Written problem: Tally the lines that contain "JSON" and report the total alone.

Information provided:

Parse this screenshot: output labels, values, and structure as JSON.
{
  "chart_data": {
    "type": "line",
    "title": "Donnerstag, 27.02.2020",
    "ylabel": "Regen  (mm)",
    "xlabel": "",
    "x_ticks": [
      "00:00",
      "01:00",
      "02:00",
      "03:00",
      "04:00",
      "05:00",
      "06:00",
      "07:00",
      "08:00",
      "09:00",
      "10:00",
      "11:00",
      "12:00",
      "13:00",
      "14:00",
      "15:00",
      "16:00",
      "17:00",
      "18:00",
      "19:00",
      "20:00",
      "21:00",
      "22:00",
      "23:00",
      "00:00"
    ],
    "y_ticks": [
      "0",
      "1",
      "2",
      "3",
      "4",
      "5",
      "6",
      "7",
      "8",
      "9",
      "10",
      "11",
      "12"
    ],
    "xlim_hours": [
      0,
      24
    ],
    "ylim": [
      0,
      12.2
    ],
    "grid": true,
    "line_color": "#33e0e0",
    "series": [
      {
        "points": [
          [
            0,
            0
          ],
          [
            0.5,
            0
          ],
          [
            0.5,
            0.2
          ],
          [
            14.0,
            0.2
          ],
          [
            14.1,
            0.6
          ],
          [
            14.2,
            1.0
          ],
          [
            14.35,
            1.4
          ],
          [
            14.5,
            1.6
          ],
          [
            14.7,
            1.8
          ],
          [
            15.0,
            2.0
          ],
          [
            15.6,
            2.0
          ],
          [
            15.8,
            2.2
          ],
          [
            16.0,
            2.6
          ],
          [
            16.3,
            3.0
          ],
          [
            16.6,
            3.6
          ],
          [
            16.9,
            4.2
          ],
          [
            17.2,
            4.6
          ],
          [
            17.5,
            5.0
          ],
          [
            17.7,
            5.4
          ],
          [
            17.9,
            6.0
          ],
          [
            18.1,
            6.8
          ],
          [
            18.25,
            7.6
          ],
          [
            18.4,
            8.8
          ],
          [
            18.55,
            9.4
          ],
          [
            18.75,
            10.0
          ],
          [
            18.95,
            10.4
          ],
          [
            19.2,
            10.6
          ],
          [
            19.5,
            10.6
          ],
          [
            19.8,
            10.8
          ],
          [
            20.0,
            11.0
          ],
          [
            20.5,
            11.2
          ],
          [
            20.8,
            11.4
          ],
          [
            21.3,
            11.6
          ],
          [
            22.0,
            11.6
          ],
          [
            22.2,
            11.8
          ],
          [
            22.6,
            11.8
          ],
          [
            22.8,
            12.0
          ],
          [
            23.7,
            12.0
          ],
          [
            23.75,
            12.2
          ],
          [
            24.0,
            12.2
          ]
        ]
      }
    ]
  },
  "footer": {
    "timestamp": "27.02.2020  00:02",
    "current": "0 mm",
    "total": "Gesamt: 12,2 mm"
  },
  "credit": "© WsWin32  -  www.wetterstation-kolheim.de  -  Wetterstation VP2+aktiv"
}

==

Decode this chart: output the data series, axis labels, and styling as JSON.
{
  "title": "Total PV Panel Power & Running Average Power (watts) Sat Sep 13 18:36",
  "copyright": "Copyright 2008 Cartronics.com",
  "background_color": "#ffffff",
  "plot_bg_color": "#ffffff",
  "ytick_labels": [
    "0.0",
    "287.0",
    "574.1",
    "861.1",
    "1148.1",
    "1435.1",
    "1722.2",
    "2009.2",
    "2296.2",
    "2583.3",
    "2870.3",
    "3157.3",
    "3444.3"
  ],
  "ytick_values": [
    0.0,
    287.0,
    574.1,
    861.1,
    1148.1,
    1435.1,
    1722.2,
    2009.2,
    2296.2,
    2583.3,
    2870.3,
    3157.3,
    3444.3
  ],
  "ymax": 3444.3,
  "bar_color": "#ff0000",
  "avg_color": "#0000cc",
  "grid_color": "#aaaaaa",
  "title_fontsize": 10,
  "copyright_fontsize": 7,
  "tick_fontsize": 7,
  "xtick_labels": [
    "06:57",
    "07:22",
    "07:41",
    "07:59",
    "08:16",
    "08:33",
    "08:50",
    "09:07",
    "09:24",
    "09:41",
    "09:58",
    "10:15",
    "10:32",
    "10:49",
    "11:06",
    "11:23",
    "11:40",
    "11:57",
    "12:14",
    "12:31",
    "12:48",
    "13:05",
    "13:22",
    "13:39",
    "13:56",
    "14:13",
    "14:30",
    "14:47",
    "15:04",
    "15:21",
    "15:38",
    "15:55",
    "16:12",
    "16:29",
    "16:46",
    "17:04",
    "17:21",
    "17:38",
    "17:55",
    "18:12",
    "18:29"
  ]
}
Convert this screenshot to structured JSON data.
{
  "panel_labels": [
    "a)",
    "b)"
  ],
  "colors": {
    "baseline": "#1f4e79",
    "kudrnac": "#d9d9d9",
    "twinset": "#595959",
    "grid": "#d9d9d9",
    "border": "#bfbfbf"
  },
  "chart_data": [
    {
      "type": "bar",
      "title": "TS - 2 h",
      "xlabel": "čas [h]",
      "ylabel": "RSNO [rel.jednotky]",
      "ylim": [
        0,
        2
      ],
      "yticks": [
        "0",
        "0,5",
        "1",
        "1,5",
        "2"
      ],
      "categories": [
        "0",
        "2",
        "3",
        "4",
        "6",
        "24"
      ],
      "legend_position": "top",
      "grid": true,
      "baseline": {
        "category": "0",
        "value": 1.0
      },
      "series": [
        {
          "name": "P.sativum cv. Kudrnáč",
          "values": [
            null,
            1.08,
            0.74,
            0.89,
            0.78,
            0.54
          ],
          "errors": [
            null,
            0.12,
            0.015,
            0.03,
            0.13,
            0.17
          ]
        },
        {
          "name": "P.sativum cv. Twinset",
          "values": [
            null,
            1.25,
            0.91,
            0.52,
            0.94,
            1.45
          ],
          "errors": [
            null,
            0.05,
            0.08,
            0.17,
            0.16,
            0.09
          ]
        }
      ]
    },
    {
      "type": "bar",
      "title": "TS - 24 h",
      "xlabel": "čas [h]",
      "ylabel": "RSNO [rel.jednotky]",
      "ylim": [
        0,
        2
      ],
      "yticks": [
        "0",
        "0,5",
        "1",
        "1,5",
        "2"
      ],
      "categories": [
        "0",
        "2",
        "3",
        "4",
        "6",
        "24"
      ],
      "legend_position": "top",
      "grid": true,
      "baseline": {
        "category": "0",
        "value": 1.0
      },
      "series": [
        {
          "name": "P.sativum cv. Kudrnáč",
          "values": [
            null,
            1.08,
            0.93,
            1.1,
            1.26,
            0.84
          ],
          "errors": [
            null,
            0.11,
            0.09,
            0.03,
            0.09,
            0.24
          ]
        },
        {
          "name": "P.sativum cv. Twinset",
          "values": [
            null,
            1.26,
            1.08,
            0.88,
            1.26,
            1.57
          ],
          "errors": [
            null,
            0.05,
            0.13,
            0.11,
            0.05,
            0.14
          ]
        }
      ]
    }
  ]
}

==

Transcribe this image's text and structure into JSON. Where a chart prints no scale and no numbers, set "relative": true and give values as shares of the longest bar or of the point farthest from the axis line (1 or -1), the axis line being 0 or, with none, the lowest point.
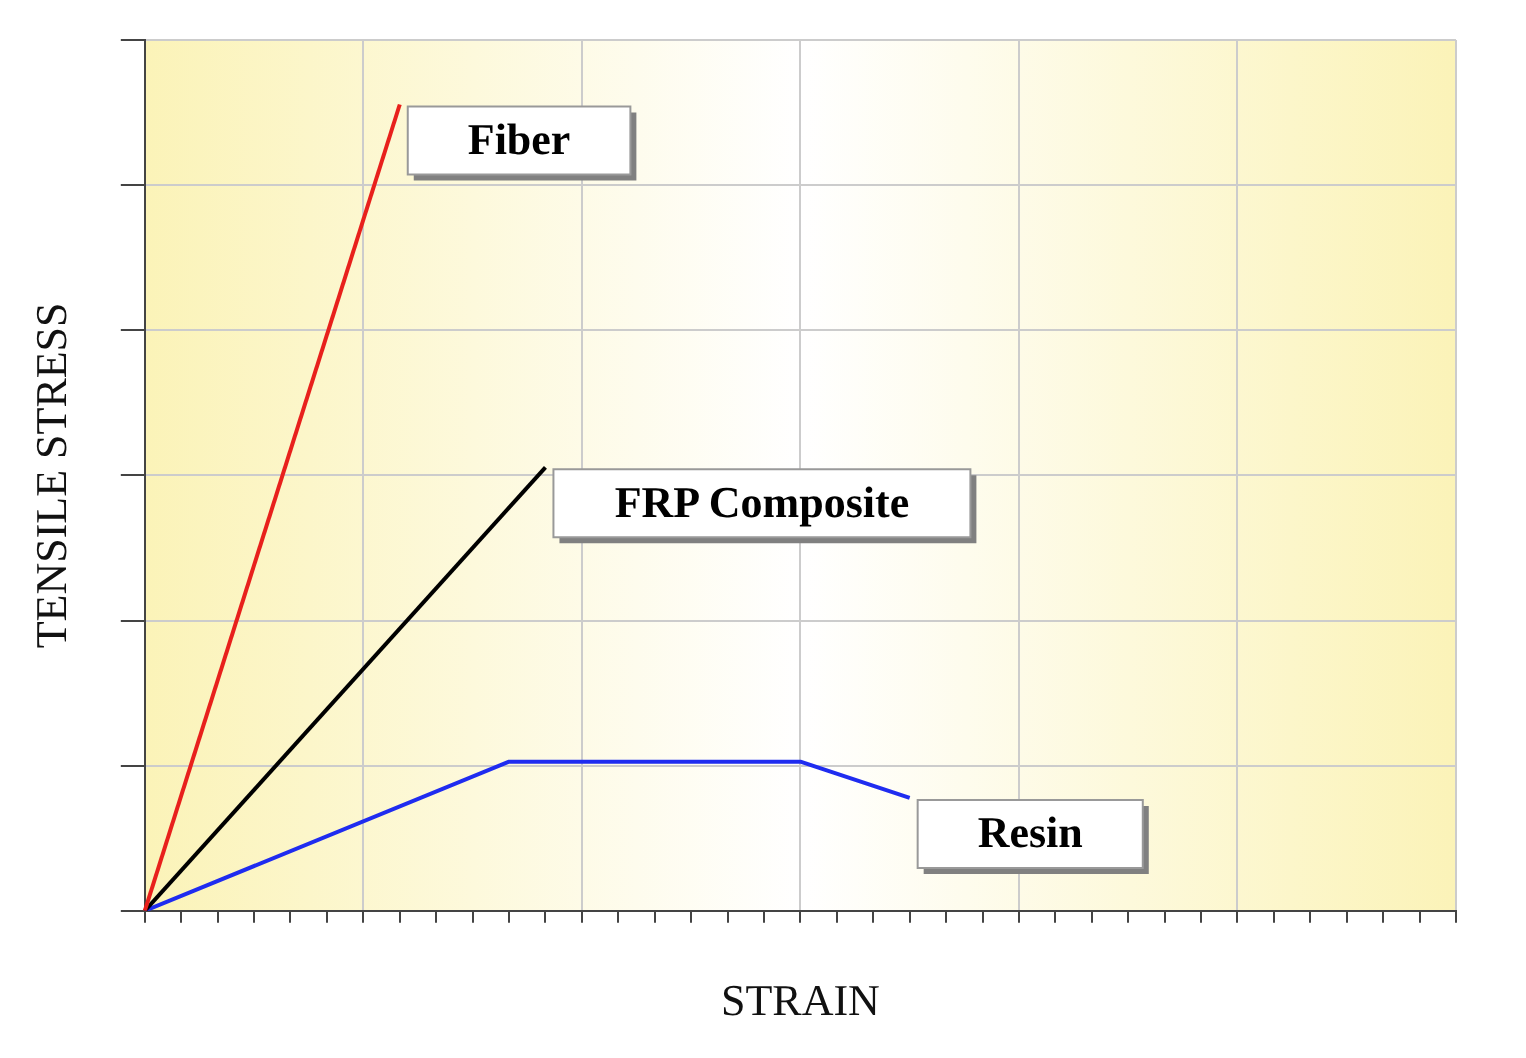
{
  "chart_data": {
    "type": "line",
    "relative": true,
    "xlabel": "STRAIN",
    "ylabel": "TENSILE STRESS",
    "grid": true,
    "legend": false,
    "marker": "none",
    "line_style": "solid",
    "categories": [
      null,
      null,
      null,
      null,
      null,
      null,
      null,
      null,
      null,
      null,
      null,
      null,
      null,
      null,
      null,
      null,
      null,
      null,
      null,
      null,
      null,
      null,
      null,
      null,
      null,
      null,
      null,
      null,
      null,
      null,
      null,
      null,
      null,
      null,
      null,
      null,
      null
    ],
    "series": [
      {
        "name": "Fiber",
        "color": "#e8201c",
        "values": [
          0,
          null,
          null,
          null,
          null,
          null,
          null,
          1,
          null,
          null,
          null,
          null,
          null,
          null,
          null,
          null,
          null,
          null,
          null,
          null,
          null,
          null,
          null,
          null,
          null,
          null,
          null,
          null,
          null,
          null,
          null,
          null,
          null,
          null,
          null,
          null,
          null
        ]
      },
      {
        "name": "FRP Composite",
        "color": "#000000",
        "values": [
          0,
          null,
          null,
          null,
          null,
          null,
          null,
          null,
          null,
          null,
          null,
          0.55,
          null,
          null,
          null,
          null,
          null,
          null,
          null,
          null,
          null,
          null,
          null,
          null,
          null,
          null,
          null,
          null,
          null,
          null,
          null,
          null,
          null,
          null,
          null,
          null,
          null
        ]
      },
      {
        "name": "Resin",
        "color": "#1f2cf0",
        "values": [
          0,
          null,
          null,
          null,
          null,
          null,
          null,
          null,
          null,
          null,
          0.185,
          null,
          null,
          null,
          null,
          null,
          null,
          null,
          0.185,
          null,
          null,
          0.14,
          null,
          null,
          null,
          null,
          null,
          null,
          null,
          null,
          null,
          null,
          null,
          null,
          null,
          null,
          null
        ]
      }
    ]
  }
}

Output of the task: 4